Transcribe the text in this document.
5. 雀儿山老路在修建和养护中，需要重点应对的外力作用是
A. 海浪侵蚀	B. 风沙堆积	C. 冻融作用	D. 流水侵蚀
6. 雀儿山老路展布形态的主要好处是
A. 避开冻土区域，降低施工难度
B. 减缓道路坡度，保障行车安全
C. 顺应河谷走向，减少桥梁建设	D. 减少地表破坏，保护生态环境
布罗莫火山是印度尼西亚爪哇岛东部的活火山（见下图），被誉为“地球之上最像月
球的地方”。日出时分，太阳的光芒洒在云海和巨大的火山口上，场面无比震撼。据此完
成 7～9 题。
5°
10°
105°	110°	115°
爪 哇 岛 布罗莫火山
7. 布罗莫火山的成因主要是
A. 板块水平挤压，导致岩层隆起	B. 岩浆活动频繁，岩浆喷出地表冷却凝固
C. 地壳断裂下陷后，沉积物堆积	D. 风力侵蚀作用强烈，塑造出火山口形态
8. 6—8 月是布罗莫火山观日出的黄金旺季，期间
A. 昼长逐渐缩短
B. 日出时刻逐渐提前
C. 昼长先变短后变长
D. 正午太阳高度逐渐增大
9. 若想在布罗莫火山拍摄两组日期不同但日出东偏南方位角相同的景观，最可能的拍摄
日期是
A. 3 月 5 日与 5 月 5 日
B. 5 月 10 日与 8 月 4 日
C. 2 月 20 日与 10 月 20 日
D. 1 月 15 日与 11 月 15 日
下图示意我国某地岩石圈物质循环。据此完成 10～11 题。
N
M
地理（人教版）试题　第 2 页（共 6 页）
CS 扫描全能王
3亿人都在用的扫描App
........
# TO BE DONE:
Each record above should be returned exactly as it appears.

# EXPECTED ANSWER:
Transcribe the text in this document.
5. 雀儿山老路在修建和养护中，需要重点应对的外力作用是
A. 海浪侵蚀	B. 风沙堆积	C. 冻融作用	D. 流水侵蚀
6. 雀儿山老路展布形态的主要好处是
A. 避开冻土区域，降低施工难度
B. 减缓道路坡度，保障行车安全
C. 顺应河谷走向，减少桥梁建设	D. 减少地表破坏，保护生态环境
布罗莫火山是印度尼西亚爪哇岛东部的活火山（见下图），被誉为“地球之上最像月
球的地方”。日出时分，太阳的光芒洒在云海和巨大的火山口上，场面无比震撼。据此完
成 7～9 题。
5°
10°
105°	110°	115°
爪 哇 岛 布罗莫火山
7. 布罗莫火山的成因主要是
A. 板块水平挤压，导致岩层隆起	B. 岩浆活动频繁，岩浆喷出地表冷却凝固
C. 地壳断裂下陷后，沉积物堆积	D. 风力侵蚀作用强烈，塑造出火山口形态
8. 6—8 月是布罗莫火山观日出的黄金旺季，期间
A. 昼长逐渐缩短
B. 日出时刻逐渐提前
C. 昼长先变短后变长
D. 正午太阳高度逐渐增大
9. 若想在布罗莫火山拍摄两组日期不同但日出东偏南方位角相同的景观，最可能的拍摄
日期是
A. 3 月 5 日与 5 月 5 日
B. 5 月 10 日与 8 月 4 日
C. 2 月 20 日与 10 月 20 日
D. 1 月 15 日与 11 月 15 日
下图示意我国某地岩石圈物质循环。据此完成 10～11 题。
N
M
地理（人教版）试题　第 2 页（共 6 页）
CS 扫描全能王
3亿人都在用的扫描App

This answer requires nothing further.